*** Listing
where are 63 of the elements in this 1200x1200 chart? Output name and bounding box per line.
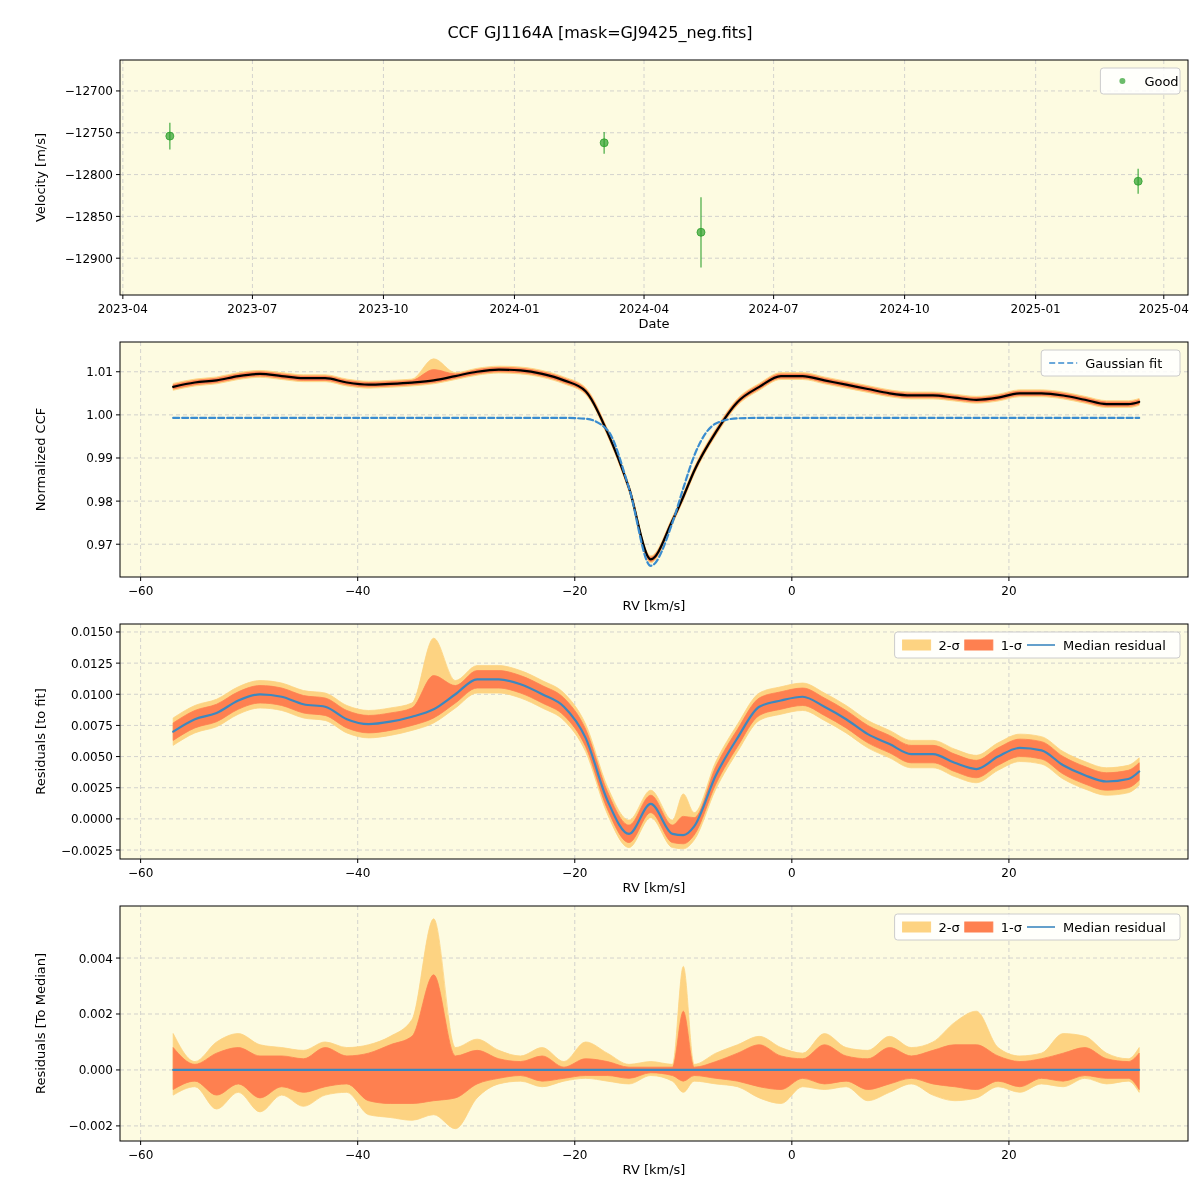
x-tick-label: −40 bbox=[345, 1148, 371, 1162]
legend-label: Good bbox=[1144, 73, 1179, 89]
y-tick-label: 1.01 bbox=[86, 365, 113, 380]
x-tick-label: 20 bbox=[1001, 866, 1017, 880]
x-axis-title: RV [km/s] bbox=[622, 598, 686, 613]
y-tick-label: 0.0150 bbox=[71, 625, 113, 640]
y-axis-title: Velocity [m/s] bbox=[33, 132, 48, 223]
x-tick-label: −40 bbox=[345, 584, 371, 598]
x-tick-label: −20 bbox=[562, 584, 588, 598]
y-tick-label: −0.0025 bbox=[60, 843, 113, 858]
y-tick-label: 1.00 bbox=[86, 408, 113, 423]
y-tick-label: 0.002 bbox=[78, 1007, 113, 1022]
legend-label: Gaussian fit bbox=[1085, 355, 1163, 371]
y-tick-label: 0.98 bbox=[86, 494, 113, 509]
y-tick-label: 0.0050 bbox=[71, 750, 113, 765]
y-tick-label: 0.004 bbox=[78, 951, 113, 966]
y-tick-label: 0.0000 bbox=[71, 812, 113, 827]
y-axis-title: Residuals [to fit] bbox=[33, 688, 48, 795]
x-tick-label: −60 bbox=[127, 1148, 154, 1162]
y-tick-label: −12900 bbox=[64, 251, 113, 266]
legend-label: Median residual bbox=[1063, 919, 1166, 935]
x-axis-title: Date bbox=[638, 316, 670, 331]
x-tick-label: 0 bbox=[788, 584, 796, 598]
x-tick-label: 20 bbox=[1001, 1148, 1017, 1162]
x-tick-label: 2023-07 bbox=[227, 302, 278, 316]
x-tick-label: 2024-04 bbox=[618, 302, 670, 316]
legend-label: 2-σ bbox=[938, 919, 960, 935]
x-tick-label: 2024-01 bbox=[489, 302, 540, 316]
x-tick-label: 0 bbox=[788, 1148, 796, 1162]
x-tick-label: −20 bbox=[562, 1148, 588, 1162]
y-tick-label: 0.0075 bbox=[71, 718, 113, 733]
legend-label: 1-σ bbox=[1000, 637, 1022, 653]
y-tick-label: −12750 bbox=[64, 126, 113, 141]
legend-label: 2-σ bbox=[938, 637, 960, 653]
y-tick-label: −12800 bbox=[64, 168, 113, 183]
legend-label: Median residual bbox=[1063, 637, 1166, 653]
y-tick-label: −12850 bbox=[64, 209, 113, 224]
x-tick-label: −60 bbox=[127, 584, 154, 598]
y-tick-label: 0.000 bbox=[78, 1063, 113, 1078]
x-tick-label: 2024-07 bbox=[748, 302, 799, 316]
y-tick-label: 0.0125 bbox=[71, 656, 113, 671]
x-axis-title: RV [km/s] bbox=[622, 1162, 686, 1177]
x-tick-label: 2025-01 bbox=[1010, 302, 1061, 316]
chart-title: CCF GJ1164A [mask=GJ9425_neg.fits] bbox=[447, 23, 753, 43]
x-tick-label: 0 bbox=[788, 866, 796, 880]
legend-label: 1-σ bbox=[1000, 919, 1022, 935]
x-axis-title: RV [km/s] bbox=[622, 880, 686, 895]
y-tick-label: 0.99 bbox=[86, 451, 113, 466]
x-tick-label: 20 bbox=[1001, 584, 1017, 598]
y-tick-label: 0.97 bbox=[86, 537, 113, 552]
x-tick-label: 2024-10 bbox=[879, 302, 930, 316]
y-tick-label: 0.0100 bbox=[71, 687, 113, 702]
y-tick-label: −0.002 bbox=[68, 1119, 113, 1134]
x-tick-label: −20 bbox=[562, 866, 588, 880]
y-axis-title: Residuals [To Median] bbox=[33, 952, 48, 1095]
x-tick-label: 2025-04 bbox=[1138, 302, 1189, 316]
y-axis-title: Normalized CCF bbox=[33, 407, 48, 512]
x-tick-label: −40 bbox=[345, 866, 371, 880]
x-tick-label: 2023-10 bbox=[358, 302, 409, 316]
x-tick-label: −60 bbox=[127, 866, 154, 880]
y-tick-label: 0.0025 bbox=[71, 781, 113, 796]
y-tick-label: −12700 bbox=[64, 84, 113, 99]
x-tick-label: 2023-04 bbox=[97, 302, 148, 316]
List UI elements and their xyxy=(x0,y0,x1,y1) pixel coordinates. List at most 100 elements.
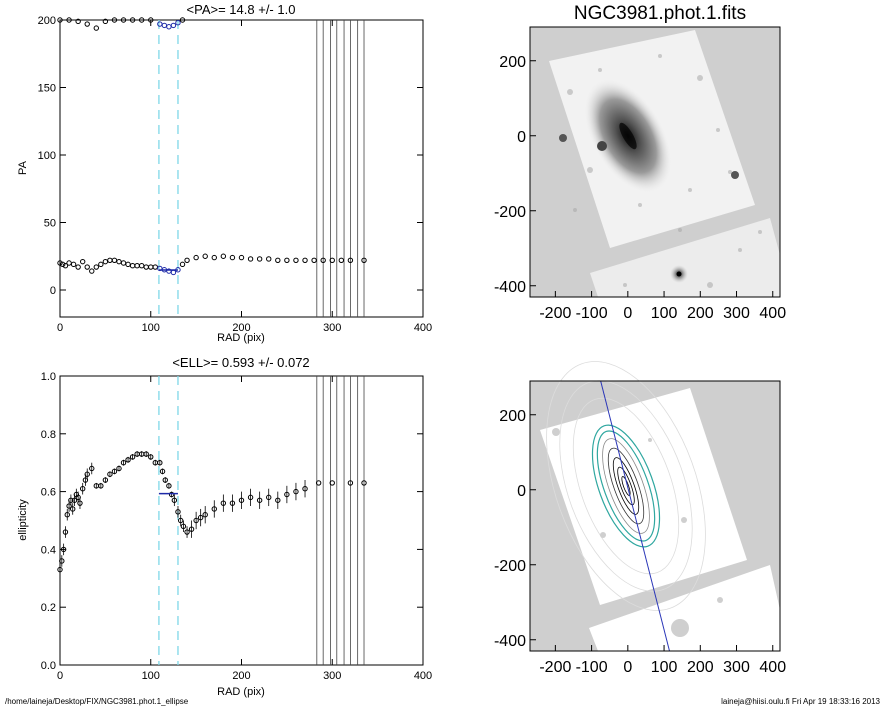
pa-data-point xyxy=(89,268,95,274)
pa-data-point xyxy=(148,264,154,270)
iso-x-tick-label: 200 xyxy=(687,659,714,676)
ell-data-point xyxy=(89,465,95,472)
ell-data-point xyxy=(162,477,168,483)
pa-upper-point xyxy=(66,17,72,23)
ell-data-point xyxy=(177,517,184,524)
ell-data-point xyxy=(361,480,367,486)
ell-data-point xyxy=(98,483,104,489)
ell-x-tick-label: 300 xyxy=(323,670,341,682)
img-x-tick-label: 200 xyxy=(687,305,714,322)
pa-data-point xyxy=(152,264,158,270)
ell-data-point xyxy=(175,509,181,515)
iso-x-tick-label: -100 xyxy=(576,659,608,676)
pa-data-point xyxy=(256,256,263,262)
pa-data-point xyxy=(143,264,149,270)
pa-data-point xyxy=(79,258,86,265)
pa-data-point xyxy=(107,257,113,263)
ell-data-point xyxy=(79,486,86,492)
iso-x-tick-label: 300 xyxy=(723,659,750,676)
isophote-frame-lower xyxy=(589,565,780,651)
pa-upper-point xyxy=(120,17,127,23)
ell-x-tick-label: 0 xyxy=(57,670,63,682)
ell-y-tick-label: 0.4 xyxy=(41,544,56,556)
pa-data-point xyxy=(211,254,217,261)
pa-data-point xyxy=(361,257,367,263)
img-y-tick-label: 200 xyxy=(499,54,526,71)
ell-data-point xyxy=(302,486,308,492)
pa-upper-point xyxy=(138,17,145,23)
ellipticity-plot-title: <ELL>= 0.593 +/- 0.072 xyxy=(172,355,309,370)
pa-data-point xyxy=(347,257,354,263)
pa-data-point xyxy=(338,257,345,263)
pa-data-point xyxy=(247,256,254,262)
user-timestamp-footer: laineja@hiisi.oulu.fi Fri Apr 19 18:33:1… xyxy=(721,697,880,706)
ellipticity-plot: <ELL>= 0.593 +/- 0.072 RAD (pix) ellipti… xyxy=(17,355,432,698)
img-y-tick-label: -400 xyxy=(494,279,526,296)
ell-data-point xyxy=(315,480,322,486)
pa-plot-frame xyxy=(59,19,424,318)
pa-upper-point xyxy=(179,17,186,23)
pa-upper-point xyxy=(129,17,136,23)
img-y-tick-label: 0 xyxy=(517,129,526,146)
ell-data-point xyxy=(202,512,208,518)
pa-upper-point xyxy=(148,17,154,23)
pa-data-point xyxy=(60,261,66,268)
iso-y-tick-label: -200 xyxy=(494,558,526,575)
pa-data-point xyxy=(293,257,299,263)
ell-data-point xyxy=(247,494,254,501)
ell-data-point xyxy=(60,546,67,553)
ell-data-point xyxy=(70,506,76,512)
pa-data-point xyxy=(93,264,100,270)
iso-y-tick-label: 200 xyxy=(499,408,526,425)
pa-data-point xyxy=(57,260,63,266)
iso-x-tick-label: -200 xyxy=(539,659,571,676)
pa-data-point xyxy=(84,264,90,270)
ell-data-point xyxy=(59,558,65,564)
pa-y-tick-label: 200 xyxy=(38,15,56,27)
iso-x-tick-label: 400 xyxy=(759,659,786,676)
iso-x-tick-label: 0 xyxy=(623,659,632,676)
pa-x-tick-label: 200 xyxy=(232,322,250,334)
ell-data-point xyxy=(188,526,195,532)
ell-data-point xyxy=(120,460,127,466)
iso-y-tick-label: 0 xyxy=(517,483,526,500)
pa-data-point xyxy=(184,257,190,263)
pa-data-point xyxy=(302,257,308,263)
iso-frame xyxy=(529,380,781,652)
pa-x-axis-label: RAD (pix) xyxy=(217,332,265,344)
pa-data-point xyxy=(284,257,290,263)
ell-data-point xyxy=(275,497,281,503)
ell-y-tick-label: 0.2 xyxy=(41,602,56,614)
pa-upper-point xyxy=(93,25,100,31)
galaxy-image-panel: NGC3981.phot.1.fits -200 -100 0 100 200 300 40… xyxy=(494,3,786,322)
pa-data-point xyxy=(138,263,145,269)
pa-data-point xyxy=(129,263,136,269)
pa-upper-point xyxy=(102,18,109,25)
pa-data-point xyxy=(75,264,81,270)
ell-data-point xyxy=(171,497,178,503)
pa-plot: <PA>= 14.8 +/- 1.0 RAD (pix) PA 0 100 200 3… xyxy=(17,2,432,344)
pa-data-point xyxy=(275,257,281,263)
pa-data-point xyxy=(311,257,317,263)
ell-data-point xyxy=(157,460,163,466)
pa-data-point xyxy=(134,263,140,269)
image-title: NGC3981.phot.1.fits xyxy=(574,3,746,24)
ell-data-point xyxy=(129,454,136,460)
ell-data-point xyxy=(197,514,204,521)
pa-data-point xyxy=(120,260,127,266)
ell-data-point xyxy=(107,471,113,477)
ell-data-point xyxy=(256,497,263,503)
ell-data-point xyxy=(159,468,166,475)
pa-x-tick-label: 100 xyxy=(142,322,160,334)
pa-data-point xyxy=(266,256,272,262)
pa-upper-point xyxy=(161,22,168,29)
pa-data-point xyxy=(179,261,186,268)
img-y-tick-label: -200 xyxy=(494,204,526,221)
pa-y-tick-label: 150 xyxy=(38,83,56,95)
ell-data-point xyxy=(102,477,109,483)
img-x-tick-label: 100 xyxy=(651,305,678,322)
ell-data-point xyxy=(211,506,217,512)
pa-data-point xyxy=(229,254,236,261)
pa-data-point xyxy=(125,261,131,268)
major-axis-line xyxy=(600,380,670,652)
******
__Aim__:
Give the lines from the one containing "x-tick-label: −40 bbox=[345, 1148, 371, 1162]" through the one containing "x-tick-label: −20 bbox=[562, 584, 588, 598]", inclusive, as a Markdown table with the columns Row and Line. Number each row in Row, and leave out blank lines.

__Task output__:
| Row | Line |
|---|---|
| 1 | x-tick-label: −40 bbox=[345, 1148, 371, 1162] |
| 2 | legend-label: Good bbox=[1144, 73, 1179, 89] |
| 3 | y-tick-label: 1.01 bbox=[86, 365, 113, 380] |
| 4 | x-tick-label: 20 bbox=[1001, 866, 1017, 880] |
| 5 | x-axis-title: RV [km/s] bbox=[622, 598, 686, 613] |
| 6 | y-tick-label: 0.0150 bbox=[71, 625, 113, 640] |
| 7 | y-axis-title: Velocity [m/s] bbox=[33, 132, 48, 223] |
| 8 | x-tick-label: −40 bbox=[345, 584, 371, 598] |
| 9 | x-tick-label: −20 bbox=[562, 584, 588, 598] |